**YOUR GOAL:**
From the listing, collect all lines containing the word "text".

**ENTRIES:**
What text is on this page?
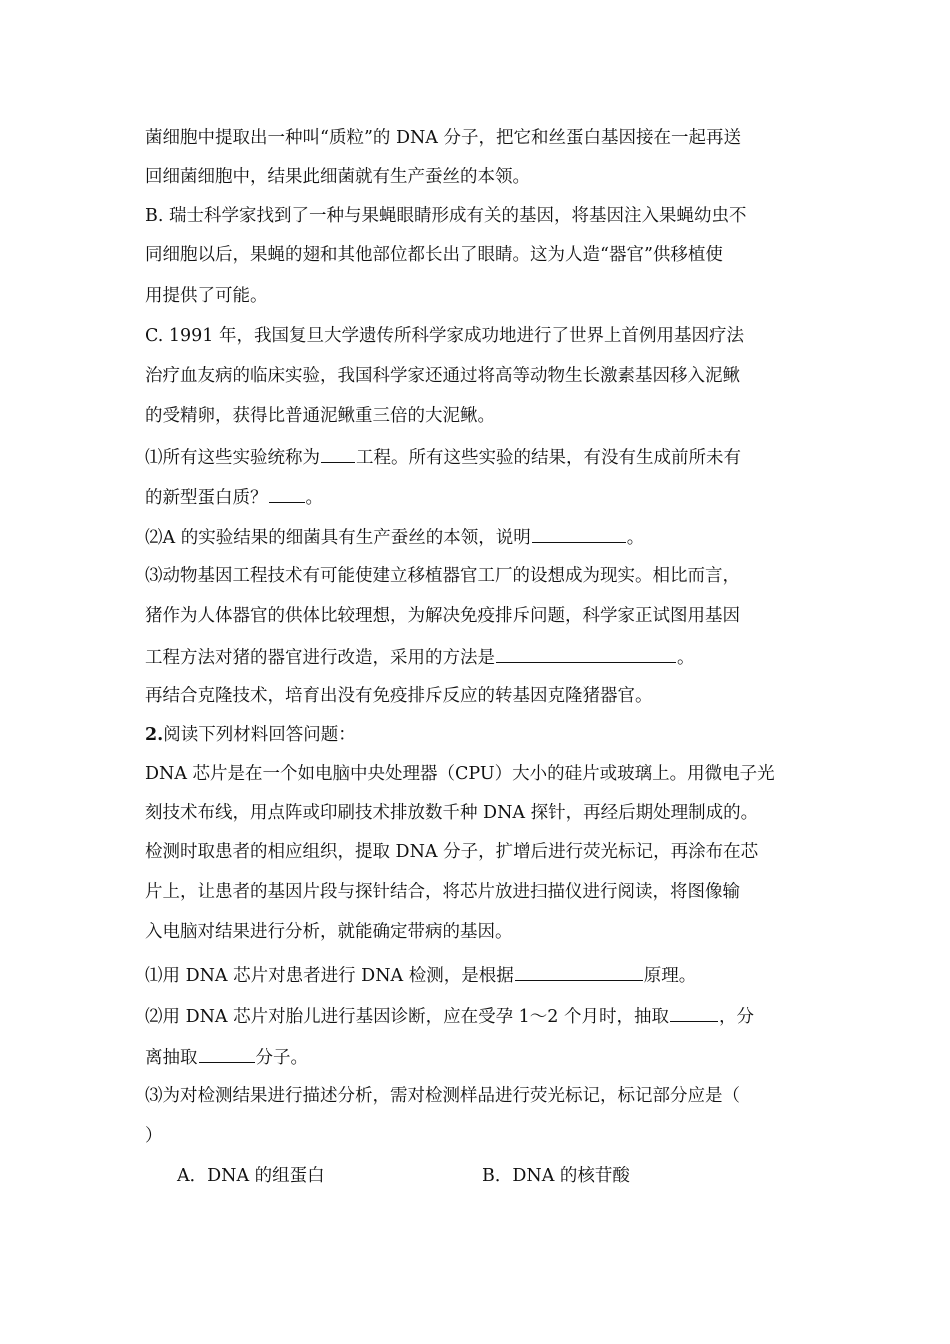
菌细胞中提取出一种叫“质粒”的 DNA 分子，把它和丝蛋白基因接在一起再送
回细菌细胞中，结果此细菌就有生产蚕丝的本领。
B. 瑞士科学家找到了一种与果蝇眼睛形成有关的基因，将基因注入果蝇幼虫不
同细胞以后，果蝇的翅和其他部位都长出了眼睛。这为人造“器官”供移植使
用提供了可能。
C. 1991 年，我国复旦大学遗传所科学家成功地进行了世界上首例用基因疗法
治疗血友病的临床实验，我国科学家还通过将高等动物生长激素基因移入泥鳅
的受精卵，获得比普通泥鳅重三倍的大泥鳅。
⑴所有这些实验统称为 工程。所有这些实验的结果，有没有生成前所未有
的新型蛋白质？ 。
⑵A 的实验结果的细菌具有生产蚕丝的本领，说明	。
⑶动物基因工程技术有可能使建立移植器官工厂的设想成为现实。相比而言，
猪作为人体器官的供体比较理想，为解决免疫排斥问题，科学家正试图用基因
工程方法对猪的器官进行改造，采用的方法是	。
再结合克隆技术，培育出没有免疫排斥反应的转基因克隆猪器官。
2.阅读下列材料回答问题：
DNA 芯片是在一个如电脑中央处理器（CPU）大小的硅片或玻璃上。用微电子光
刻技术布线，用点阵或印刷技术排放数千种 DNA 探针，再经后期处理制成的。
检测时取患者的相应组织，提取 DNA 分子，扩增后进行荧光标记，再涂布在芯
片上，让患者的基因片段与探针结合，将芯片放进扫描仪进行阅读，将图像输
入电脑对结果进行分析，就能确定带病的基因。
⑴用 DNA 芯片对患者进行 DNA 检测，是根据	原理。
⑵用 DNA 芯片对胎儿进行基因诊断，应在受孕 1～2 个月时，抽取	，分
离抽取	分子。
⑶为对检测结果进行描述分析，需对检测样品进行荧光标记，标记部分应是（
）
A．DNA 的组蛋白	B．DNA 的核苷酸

==

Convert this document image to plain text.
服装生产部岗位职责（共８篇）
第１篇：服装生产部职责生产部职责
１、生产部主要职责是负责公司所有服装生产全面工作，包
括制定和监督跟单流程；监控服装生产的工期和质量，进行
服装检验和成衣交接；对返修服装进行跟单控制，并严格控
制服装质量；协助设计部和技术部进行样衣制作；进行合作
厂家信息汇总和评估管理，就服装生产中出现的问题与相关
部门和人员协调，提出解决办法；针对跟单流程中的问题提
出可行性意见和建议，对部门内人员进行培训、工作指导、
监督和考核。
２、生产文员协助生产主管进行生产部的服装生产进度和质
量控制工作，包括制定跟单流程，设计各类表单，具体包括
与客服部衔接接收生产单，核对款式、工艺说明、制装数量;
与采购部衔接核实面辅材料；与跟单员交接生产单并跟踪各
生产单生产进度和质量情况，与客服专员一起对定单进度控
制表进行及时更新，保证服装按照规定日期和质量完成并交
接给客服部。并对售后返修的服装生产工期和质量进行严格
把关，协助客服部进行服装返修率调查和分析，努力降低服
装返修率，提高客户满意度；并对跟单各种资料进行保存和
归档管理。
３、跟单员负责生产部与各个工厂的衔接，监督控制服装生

**RESPONSE TO THIS TASK:**
What text is on this page?
Convert this document image to plain text.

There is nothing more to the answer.